**DATA ROWS**

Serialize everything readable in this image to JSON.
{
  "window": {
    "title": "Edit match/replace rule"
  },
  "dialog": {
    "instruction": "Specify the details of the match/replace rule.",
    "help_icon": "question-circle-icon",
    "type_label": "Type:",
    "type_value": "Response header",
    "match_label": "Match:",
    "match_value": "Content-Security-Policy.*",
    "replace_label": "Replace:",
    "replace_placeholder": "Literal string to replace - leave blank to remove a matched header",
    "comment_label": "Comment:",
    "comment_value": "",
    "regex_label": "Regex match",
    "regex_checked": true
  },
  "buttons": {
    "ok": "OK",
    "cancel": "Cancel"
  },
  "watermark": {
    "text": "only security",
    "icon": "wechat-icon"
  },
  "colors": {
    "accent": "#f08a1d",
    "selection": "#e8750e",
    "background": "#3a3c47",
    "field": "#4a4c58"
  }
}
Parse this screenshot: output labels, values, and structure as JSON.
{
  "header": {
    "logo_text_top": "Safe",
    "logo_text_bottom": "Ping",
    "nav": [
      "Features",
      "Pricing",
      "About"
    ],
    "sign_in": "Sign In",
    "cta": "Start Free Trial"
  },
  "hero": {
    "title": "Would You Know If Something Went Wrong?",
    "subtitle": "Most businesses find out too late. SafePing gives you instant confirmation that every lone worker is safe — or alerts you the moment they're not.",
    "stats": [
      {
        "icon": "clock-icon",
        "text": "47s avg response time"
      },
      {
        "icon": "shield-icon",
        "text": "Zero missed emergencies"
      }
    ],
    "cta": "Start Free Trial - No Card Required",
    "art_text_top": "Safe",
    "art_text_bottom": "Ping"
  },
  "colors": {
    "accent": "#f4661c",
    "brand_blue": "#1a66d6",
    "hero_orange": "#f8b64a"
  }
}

**SHORT EXERCISE**
Repeat every line of the records above exactly.

**EXERCISE OUTPUT**
Serialize everything readable in this image to JSON.
{
  "window": {
    "title": "Edit match/replace rule"
  },
  "dialog": {
    "instruction": "Specify the details of the match/replace rule.",
    "help_icon": "question-circle-icon",
    "type_label": "Type:",
    "type_value": "Response header",
    "match_label": "Match:",
    "match_value": "Content-Security-Policy.*",
    "replace_label": "Replace:",
    "replace_placeholder": "Literal string to replace - leave blank to remove a matched header",
    "comment_label": "Comment:",
    "comment_value": "",
    "regex_label": "Regex match",
    "regex_checked": true
  },
  "buttons": {
    "ok": "OK",
    "cancel": "Cancel"
  },
  "watermark": {
    "text": "only security",
    "icon": "wechat-icon"
  },
  "colors": {
    "accent": "#f08a1d",
    "selection": "#e8750e",
    "background": "#3a3c47",
    "field": "#4a4c58"
  }
}
Parse this screenshot: output labels, values, and structure as JSON.
{
  "header": {
    "logo_text_top": "Safe",
    "logo_text_bottom": "Ping",
    "nav": [
      "Features",
      "Pricing",
      "About"
    ],
    "sign_in": "Sign In",
    "cta": "Start Free Trial"
  },
  "hero": {
    "title": "Would You Know If Something Went Wrong?",
    "subtitle": "Most businesses find out too late. SafePing gives you instant confirmation that every lone worker is safe — or alerts you the moment they're not.",
    "stats": [
      {
        "icon": "clock-icon",
        "text": "47s avg response time"
      },
      {
        "icon": "shield-icon",
        "text": "Zero missed emergencies"
      }
    ],
    "cta": "Start Free Trial - No Card Required",
    "art_text_top": "Safe",
    "art_text_bottom": "Ping"
  },
  "colors": {
    "accent": "#f4661c",
    "brand_blue": "#1a66d6",
    "hero_orange": "#f8b64a"
  }
}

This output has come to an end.